#### [Input records]
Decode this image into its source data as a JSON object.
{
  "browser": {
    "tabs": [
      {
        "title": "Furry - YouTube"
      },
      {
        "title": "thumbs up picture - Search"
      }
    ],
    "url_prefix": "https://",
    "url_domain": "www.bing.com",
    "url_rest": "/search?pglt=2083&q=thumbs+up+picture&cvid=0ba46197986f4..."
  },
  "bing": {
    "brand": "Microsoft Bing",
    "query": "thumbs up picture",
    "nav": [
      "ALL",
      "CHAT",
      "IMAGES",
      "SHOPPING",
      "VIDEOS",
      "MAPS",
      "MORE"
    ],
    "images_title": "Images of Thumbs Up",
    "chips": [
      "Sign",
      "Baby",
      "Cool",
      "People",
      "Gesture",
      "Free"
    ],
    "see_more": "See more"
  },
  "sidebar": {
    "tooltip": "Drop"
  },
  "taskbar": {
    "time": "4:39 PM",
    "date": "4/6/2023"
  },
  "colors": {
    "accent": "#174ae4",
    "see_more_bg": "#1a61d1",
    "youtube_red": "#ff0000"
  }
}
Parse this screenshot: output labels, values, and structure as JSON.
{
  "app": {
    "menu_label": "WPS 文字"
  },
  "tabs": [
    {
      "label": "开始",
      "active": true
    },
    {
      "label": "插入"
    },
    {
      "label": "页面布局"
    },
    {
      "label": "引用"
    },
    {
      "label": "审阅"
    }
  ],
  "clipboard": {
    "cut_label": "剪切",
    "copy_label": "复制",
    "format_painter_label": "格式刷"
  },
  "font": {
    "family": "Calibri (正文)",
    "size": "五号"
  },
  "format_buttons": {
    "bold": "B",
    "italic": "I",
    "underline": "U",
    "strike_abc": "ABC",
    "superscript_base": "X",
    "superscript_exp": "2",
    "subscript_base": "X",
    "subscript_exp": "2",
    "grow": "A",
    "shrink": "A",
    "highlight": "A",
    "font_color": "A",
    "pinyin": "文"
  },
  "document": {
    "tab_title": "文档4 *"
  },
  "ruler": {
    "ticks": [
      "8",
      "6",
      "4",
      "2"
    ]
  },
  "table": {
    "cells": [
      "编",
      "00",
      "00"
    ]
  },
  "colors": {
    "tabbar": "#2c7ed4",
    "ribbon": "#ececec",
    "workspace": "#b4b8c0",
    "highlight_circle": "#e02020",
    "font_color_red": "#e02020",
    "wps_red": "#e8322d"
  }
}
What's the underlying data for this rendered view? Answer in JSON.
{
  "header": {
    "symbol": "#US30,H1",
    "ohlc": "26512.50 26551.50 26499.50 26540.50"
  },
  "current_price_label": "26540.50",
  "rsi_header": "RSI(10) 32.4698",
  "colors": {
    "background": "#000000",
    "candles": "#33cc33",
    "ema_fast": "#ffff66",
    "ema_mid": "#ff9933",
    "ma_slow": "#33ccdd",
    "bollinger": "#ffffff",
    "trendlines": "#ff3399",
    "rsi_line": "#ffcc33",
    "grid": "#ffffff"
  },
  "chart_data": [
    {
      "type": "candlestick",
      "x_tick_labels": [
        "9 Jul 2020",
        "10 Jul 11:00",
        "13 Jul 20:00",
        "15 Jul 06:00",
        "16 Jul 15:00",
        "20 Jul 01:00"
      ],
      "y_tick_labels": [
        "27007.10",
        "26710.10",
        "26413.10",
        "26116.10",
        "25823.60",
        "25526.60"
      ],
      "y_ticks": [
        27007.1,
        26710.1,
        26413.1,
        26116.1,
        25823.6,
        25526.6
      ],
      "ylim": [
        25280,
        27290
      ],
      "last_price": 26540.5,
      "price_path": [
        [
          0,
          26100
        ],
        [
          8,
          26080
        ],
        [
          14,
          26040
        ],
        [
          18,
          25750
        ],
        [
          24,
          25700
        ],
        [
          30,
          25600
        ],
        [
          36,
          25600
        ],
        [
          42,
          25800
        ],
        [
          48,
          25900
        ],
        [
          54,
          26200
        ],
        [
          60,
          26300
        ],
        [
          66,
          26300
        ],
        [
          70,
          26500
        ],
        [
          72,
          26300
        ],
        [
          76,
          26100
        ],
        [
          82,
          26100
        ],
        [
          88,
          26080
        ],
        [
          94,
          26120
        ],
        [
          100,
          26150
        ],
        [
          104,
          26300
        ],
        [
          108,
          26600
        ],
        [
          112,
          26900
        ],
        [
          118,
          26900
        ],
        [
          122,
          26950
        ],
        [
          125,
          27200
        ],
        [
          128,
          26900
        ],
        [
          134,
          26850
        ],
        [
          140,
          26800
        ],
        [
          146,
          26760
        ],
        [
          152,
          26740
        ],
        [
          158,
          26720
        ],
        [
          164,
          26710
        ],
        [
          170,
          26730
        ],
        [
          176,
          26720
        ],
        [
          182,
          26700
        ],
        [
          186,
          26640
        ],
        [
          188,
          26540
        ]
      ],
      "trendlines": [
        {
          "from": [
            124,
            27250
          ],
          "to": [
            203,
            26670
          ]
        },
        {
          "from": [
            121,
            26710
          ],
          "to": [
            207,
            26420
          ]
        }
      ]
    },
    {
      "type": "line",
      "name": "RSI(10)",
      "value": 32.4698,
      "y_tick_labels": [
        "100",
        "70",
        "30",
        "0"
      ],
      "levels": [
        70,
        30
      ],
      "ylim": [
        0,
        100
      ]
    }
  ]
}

#### [Task prompt]
Every line above that contains the word "picture" should be reported.

#### [Written answer]
        "title": "thumbs up picture - Search"
    "url_rest": "/search?pglt=2083&q=thumbs+up+picture&cvid=0ba46197986f4..."
    "query": "thumbs up picture",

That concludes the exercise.